» **Exercise details**
Lines that hold the word "TradeWave" should be located and copied.

» **Entries shown**
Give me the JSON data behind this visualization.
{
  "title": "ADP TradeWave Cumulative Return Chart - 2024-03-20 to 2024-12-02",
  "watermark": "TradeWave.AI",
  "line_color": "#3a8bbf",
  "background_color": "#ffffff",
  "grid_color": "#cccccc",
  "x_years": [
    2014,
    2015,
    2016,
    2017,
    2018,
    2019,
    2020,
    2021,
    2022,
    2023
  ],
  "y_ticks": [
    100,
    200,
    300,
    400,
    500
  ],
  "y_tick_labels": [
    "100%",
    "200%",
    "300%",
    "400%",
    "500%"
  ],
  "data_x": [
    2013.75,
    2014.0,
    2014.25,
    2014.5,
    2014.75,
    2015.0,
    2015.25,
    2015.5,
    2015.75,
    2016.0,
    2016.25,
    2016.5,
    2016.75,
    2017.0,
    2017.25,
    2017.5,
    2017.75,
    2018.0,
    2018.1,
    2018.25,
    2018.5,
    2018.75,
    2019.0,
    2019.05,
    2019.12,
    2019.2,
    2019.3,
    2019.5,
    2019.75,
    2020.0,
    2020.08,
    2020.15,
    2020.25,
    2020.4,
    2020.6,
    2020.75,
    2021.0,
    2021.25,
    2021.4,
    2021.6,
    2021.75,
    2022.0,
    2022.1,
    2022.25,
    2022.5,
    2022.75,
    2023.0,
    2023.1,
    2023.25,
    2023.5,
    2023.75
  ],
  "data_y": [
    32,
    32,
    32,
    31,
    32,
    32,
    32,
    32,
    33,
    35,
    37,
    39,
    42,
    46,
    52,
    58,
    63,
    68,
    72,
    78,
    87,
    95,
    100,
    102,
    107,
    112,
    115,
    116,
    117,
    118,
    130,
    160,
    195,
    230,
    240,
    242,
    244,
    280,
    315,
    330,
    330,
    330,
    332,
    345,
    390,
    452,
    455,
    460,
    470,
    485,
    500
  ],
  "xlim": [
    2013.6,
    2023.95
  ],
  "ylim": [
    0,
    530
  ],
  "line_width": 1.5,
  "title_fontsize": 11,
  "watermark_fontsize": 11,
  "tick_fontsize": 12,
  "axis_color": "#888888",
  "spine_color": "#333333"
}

» **Result for this task**
  "title": "ADP TradeWave Cumulative Return Chart - 2024-03-20 to 2024-12-02",
  "watermark": "TradeWave.AI",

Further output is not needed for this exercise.